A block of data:
******
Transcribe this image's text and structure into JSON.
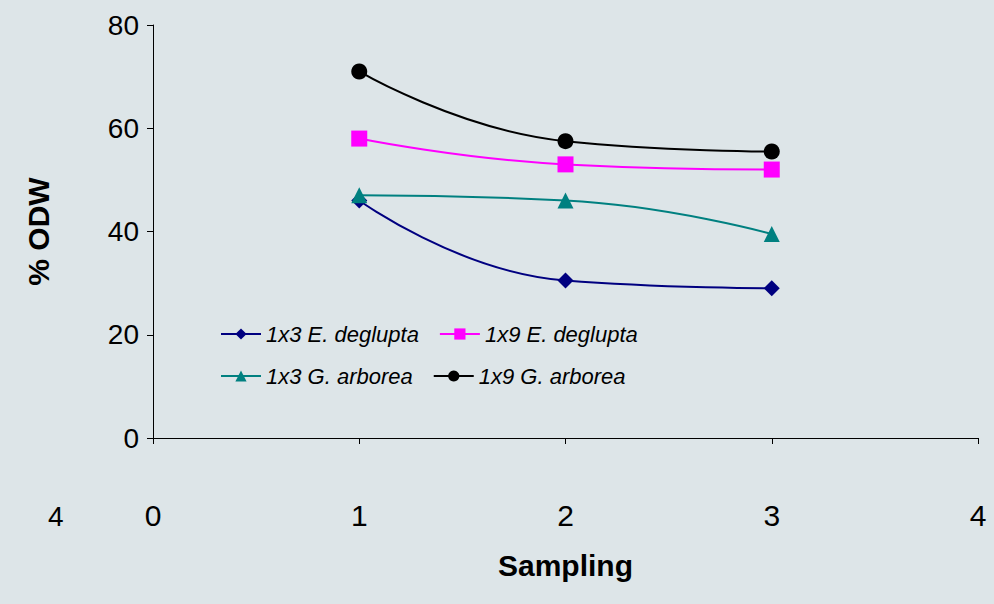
{
  "chart_data": {
    "type": "line",
    "x_label": "Sampling",
    "y_label": "% ODW",
    "x": [
      1,
      2,
      3
    ],
    "series": [
      {
        "name": "1x3 E. deglupta",
        "color": "#000080",
        "marker": "diamond",
        "values": [
          46,
          30.5,
          29
        ]
      },
      {
        "name": "1x9 E. deglupta",
        "color": "#ff00ff",
        "marker": "square",
        "values": [
          58,
          53,
          52
        ]
      },
      {
        "name": "1x3 G. arborea",
        "color": "#008080",
        "marker": "triangle",
        "values": [
          47,
          46,
          39.5
        ]
      },
      {
        "name": "1x9 G. arborea",
        "color": "#000000",
        "marker": "circle",
        "values": [
          71,
          57.5,
          55.5
        ]
      }
    ],
    "xlim": [
      0,
      4
    ],
    "xticks": [
      0,
      1,
      2,
      3,
      4
    ],
    "ylim": [
      0,
      80
    ],
    "yticks": [
      0,
      20,
      40,
      60,
      80
    ],
    "grid": false,
    "legend": "lower left",
    "annotations": [
      {
        "text": "4"
      }
    ]
  }
}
******
**GIVEN TASK:** Quote every record above exactly, leaving out the pictures.

**EXERCISE ANSWER:**
Transcribe this image's text and structure into JSON.
{
  "chart_data": {
    "type": "line",
    "x_label": "Sampling",
    "y_label": "% ODW",
    "x": [
      1,
      2,
      3
    ],
    "series": [
      {
        "name": "1x3 E. deglupta",
        "color": "#000080",
        "marker": "diamond",
        "values": [
          46,
          30.5,
          29
        ]
      },
      {
        "name": "1x9 E. deglupta",
        "color": "#ff00ff",
        "marker": "square",
        "values": [
          58,
          53,
          52
        ]
      },
      {
        "name": "1x3 G. arborea",
        "color": "#008080",
        "marker": "triangle",
        "values": [
          47,
          46,
          39.5
        ]
      },
      {
        "name": "1x9 G. arborea",
        "color": "#000000",
        "marker": "circle",
        "values": [
          71,
          57.5,
          55.5
        ]
      }
    ],
    "xlim": [
      0,
      4
    ],
    "xticks": [
      0,
      1,
      2,
      3,
      4
    ],
    "ylim": [
      0,
      80
    ],
    "yticks": [
      0,
      20,
      40,
      60,
      80
    ],
    "grid": false,
    "legend": "lower left",
    "annotations": [
      {
        "text": "4"
      }
    ]
  }
}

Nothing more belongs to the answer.